Dataset records:
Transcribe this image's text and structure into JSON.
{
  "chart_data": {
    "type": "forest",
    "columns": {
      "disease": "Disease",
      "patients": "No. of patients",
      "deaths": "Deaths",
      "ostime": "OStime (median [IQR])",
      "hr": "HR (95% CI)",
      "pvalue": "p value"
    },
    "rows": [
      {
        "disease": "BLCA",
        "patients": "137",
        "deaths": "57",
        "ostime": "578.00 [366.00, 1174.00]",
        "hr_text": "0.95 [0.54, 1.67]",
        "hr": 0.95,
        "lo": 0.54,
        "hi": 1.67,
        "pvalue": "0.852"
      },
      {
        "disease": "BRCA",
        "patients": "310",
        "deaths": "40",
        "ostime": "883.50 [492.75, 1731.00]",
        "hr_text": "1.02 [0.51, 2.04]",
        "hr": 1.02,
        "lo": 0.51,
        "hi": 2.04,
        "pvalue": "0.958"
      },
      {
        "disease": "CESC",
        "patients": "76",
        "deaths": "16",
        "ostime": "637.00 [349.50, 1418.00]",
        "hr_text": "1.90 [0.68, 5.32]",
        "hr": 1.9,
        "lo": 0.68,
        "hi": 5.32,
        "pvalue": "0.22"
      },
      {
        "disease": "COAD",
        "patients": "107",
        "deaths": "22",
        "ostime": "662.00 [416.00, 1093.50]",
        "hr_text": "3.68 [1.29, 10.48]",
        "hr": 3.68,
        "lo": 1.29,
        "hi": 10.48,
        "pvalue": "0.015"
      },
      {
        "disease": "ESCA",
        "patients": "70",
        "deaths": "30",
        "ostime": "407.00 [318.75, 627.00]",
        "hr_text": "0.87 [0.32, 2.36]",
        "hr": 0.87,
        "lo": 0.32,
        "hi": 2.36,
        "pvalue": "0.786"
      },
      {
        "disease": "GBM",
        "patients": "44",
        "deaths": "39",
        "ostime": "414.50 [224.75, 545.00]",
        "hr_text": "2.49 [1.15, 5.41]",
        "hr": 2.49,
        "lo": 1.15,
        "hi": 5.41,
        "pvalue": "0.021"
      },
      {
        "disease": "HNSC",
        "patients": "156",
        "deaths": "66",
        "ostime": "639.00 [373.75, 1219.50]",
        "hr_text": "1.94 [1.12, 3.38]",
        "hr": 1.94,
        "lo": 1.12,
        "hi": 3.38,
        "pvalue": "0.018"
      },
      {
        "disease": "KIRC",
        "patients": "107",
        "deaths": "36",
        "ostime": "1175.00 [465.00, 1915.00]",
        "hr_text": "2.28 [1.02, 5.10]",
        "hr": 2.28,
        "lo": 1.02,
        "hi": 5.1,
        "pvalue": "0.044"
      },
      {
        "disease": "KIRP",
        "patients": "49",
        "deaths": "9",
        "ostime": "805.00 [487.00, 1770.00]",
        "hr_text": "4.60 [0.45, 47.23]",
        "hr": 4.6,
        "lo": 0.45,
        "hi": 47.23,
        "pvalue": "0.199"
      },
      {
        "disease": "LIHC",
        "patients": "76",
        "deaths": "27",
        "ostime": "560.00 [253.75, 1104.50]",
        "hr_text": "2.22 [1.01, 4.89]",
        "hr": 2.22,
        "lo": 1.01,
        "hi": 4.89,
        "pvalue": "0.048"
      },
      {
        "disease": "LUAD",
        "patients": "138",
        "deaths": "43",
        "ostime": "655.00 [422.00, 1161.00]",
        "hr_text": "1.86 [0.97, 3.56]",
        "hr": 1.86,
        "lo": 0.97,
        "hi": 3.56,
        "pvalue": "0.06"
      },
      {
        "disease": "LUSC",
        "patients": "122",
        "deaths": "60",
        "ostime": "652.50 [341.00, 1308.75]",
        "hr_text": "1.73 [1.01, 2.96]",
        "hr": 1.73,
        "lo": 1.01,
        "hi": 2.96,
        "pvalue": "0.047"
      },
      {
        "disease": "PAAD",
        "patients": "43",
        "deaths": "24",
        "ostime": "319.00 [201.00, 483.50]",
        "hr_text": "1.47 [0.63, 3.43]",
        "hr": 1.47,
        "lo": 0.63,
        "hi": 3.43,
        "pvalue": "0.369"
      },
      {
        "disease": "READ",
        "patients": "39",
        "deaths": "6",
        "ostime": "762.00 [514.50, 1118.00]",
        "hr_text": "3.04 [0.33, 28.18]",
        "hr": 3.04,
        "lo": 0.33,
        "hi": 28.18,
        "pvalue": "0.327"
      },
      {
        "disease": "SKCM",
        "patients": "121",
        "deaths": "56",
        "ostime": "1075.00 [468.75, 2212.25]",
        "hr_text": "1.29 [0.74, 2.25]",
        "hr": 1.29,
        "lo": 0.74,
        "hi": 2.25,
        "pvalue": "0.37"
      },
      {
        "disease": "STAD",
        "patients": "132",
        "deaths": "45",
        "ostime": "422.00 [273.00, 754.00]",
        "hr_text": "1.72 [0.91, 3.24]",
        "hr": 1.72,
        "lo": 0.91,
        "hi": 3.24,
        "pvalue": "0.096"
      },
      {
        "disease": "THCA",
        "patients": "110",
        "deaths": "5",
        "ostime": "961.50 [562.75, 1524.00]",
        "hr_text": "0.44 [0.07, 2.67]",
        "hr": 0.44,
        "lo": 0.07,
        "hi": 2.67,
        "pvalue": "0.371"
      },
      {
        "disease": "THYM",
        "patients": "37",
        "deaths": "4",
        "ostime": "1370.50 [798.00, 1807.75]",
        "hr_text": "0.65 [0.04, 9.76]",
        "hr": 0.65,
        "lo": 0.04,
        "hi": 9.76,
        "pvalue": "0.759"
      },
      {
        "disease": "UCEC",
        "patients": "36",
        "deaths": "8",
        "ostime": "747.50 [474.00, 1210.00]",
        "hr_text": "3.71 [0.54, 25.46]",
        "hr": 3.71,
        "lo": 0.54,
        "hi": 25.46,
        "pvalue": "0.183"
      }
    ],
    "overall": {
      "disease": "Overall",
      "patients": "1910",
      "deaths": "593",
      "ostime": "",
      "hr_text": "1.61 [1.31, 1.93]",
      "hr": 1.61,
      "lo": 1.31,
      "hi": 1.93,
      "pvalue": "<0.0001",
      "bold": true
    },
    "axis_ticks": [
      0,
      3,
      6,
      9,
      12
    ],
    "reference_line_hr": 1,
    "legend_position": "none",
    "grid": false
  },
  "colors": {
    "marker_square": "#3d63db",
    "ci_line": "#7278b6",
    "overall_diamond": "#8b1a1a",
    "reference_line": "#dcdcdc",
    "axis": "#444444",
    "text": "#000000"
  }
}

§ Assignment: Retype all of the data word for word.

§ Output for this exercise:
Transcribe this image's text and structure into JSON.
{
  "chart_data": {
    "type": "forest",
    "columns": {
      "disease": "Disease",
      "patients": "No. of patients",
      "deaths": "Deaths",
      "ostime": "OStime (median [IQR])",
      "hr": "HR (95% CI)",
      "pvalue": "p value"
    },
    "rows": [
      {
        "disease": "BLCA",
        "patients": "137",
        "deaths": "57",
        "ostime": "578.00 [366.00, 1174.00]",
        "hr_text": "0.95 [0.54, 1.67]",
        "hr": 0.95,
        "lo": 0.54,
        "hi": 1.67,
        "pvalue": "0.852"
      },
      {
        "disease": "BRCA",
        "patients": "310",
        "deaths": "40",
        "ostime": "883.50 [492.75, 1731.00]",
        "hr_text": "1.02 [0.51, 2.04]",
        "hr": 1.02,
        "lo": 0.51,
        "hi": 2.04,
        "pvalue": "0.958"
      },
      {
        "disease": "CESC",
        "patients": "76",
        "deaths": "16",
        "ostime": "637.00 [349.50, 1418.00]",
        "hr_text": "1.90 [0.68, 5.32]",
        "hr": 1.9,
        "lo": 0.68,
        "hi": 5.32,
        "pvalue": "0.22"
      },
      {
        "disease": "COAD",
        "patients": "107",
        "deaths": "22",
        "ostime": "662.00 [416.00, 1093.50]",
        "hr_text": "3.68 [1.29, 10.48]",
        "hr": 3.68,
        "lo": 1.29,
        "hi": 10.48,
        "pvalue": "0.015"
      },
      {
        "disease": "ESCA",
        "patients": "70",
        "deaths": "30",
        "ostime": "407.00 [318.75, 627.00]",
        "hr_text": "0.87 [0.32, 2.36]",
        "hr": 0.87,
        "lo": 0.32,
        "hi": 2.36,
        "pvalue": "0.786"
      },
      {
        "disease": "GBM",
        "patients": "44",
        "deaths": "39",
        "ostime": "414.50 [224.75, 545.00]",
        "hr_text": "2.49 [1.15, 5.41]",
        "hr": 2.49,
        "lo": 1.15,
        "hi": 5.41,
        "pvalue": "0.021"
      },
      {
        "disease": "HNSC",
        "patients": "156",
        "deaths": "66",
        "ostime": "639.00 [373.75, 1219.50]",
        "hr_text": "1.94 [1.12, 3.38]",
        "hr": 1.94,
        "lo": 1.12,
        "hi": 3.38,
        "pvalue": "0.018"
      },
      {
        "disease": "KIRC",
        "patients": "107",
        "deaths": "36",
        "ostime": "1175.00 [465.00, 1915.00]",
        "hr_text": "2.28 [1.02, 5.10]",
        "hr": 2.28,
        "lo": 1.02,
        "hi": 5.1,
        "pvalue": "0.044"
      },
      {
        "disease": "KIRP",
        "patients": "49",
        "deaths": "9",
        "ostime": "805.00 [487.00, 1770.00]",
        "hr_text": "4.60 [0.45, 47.23]",
        "hr": 4.6,
        "lo": 0.45,
        "hi": 47.23,
        "pvalue": "0.199"
      },
      {
        "disease": "LIHC",
        "patients": "76",
        "deaths": "27",
        "ostime": "560.00 [253.75, 1104.50]",
        "hr_text": "2.22 [1.01, 4.89]",
        "hr": 2.22,
        "lo": 1.01,
        "hi": 4.89,
        "pvalue": "0.048"
      },
      {
        "disease": "LUAD",
        "patients": "138",
        "deaths": "43",
        "ostime": "655.00 [422.00, 1161.00]",
        "hr_text": "1.86 [0.97, 3.56]",
        "hr": 1.86,
        "lo": 0.97,
        "hi": 3.56,
        "pvalue": "0.06"
      },
      {
        "disease": "LUSC",
        "patients": "122",
        "deaths": "60",
        "ostime": "652.50 [341.00, 1308.75]",
        "hr_text": "1.73 [1.01, 2.96]",
        "hr": 1.73,
        "lo": 1.01,
        "hi": 2.96,
        "pvalue": "0.047"
      },
      {
        "disease": "PAAD",
        "patients": "43",
        "deaths": "24",
        "ostime": "319.00 [201.00, 483.50]",
        "hr_text": "1.47 [0.63, 3.43]",
        "hr": 1.47,
        "lo": 0.63,
        "hi": 3.43,
        "pvalue": "0.369"
      },
      {
        "disease": "READ",
        "patients": "39",
        "deaths": "6",
        "ostime": "762.00 [514.50, 1118.00]",
        "hr_text": "3.04 [0.33, 28.18]",
        "hr": 3.04,
        "lo": 0.33,
        "hi": 28.18,
        "pvalue": "0.327"
      },
      {
        "disease": "SKCM",
        "patients": "121",
        "deaths": "56",
        "ostime": "1075.00 [468.75, 2212.25]",
        "hr_text": "1.29 [0.74, 2.25]",
        "hr": 1.29,
        "lo": 0.74,
        "hi": 2.25,
        "pvalue": "0.37"
      },
      {
        "disease": "STAD",
        "patients": "132",
        "deaths": "45",
        "ostime": "422.00 [273.00, 754.00]",
        "hr_text": "1.72 [0.91, 3.24]",
        "hr": 1.72,
        "lo": 0.91,
        "hi": 3.24,
        "pvalue": "0.096"
      },
      {
        "disease": "THCA",
        "patients": "110",
        "deaths": "5",
        "ostime": "961.50 [562.75, 1524.00]",
        "hr_text": "0.44 [0.07, 2.67]",
        "hr": 0.44,
        "lo": 0.07,
        "hi": 2.67,
        "pvalue": "0.371"
      },
      {
        "disease": "THYM",
        "patients": "37",
        "deaths": "4",
        "ostime": "1370.50 [798.00, 1807.75]",
        "hr_text": "0.65 [0.04, 9.76]",
        "hr": 0.65,
        "lo": 0.04,
        "hi": 9.76,
        "pvalue": "0.759"
      },
      {
        "disease": "UCEC",
        "patients": "36",
        "deaths": "8",
        "ostime": "747.50 [474.00, 1210.00]",
        "hr_text": "3.71 [0.54, 25.46]",
        "hr": 3.71,
        "lo": 0.54,
        "hi": 25.46,
        "pvalue": "0.183"
      }
    ],
    "overall": {
      "disease": "Overall",
      "patients": "1910",
      "deaths": "593",
      "ostime": "",
      "hr_text": "1.61 [1.31, 1.93]",
      "hr": 1.61,
      "lo": 1.31,
      "hi": 1.93,
      "pvalue": "<0.0001",
      "bold": true
    },
    "axis_ticks": [
      0,
      3,
      6,
      9,
      12
    ],
    "reference_line_hr": 1,
    "legend_position": "none",
    "grid": false
  },
  "colors": {
    "marker_square": "#3d63db",
    "ci_line": "#7278b6",
    "overall_diamond": "#8b1a1a",
    "reference_line": "#dcdcdc",
    "axis": "#444444",
    "text": "#000000"
  }
}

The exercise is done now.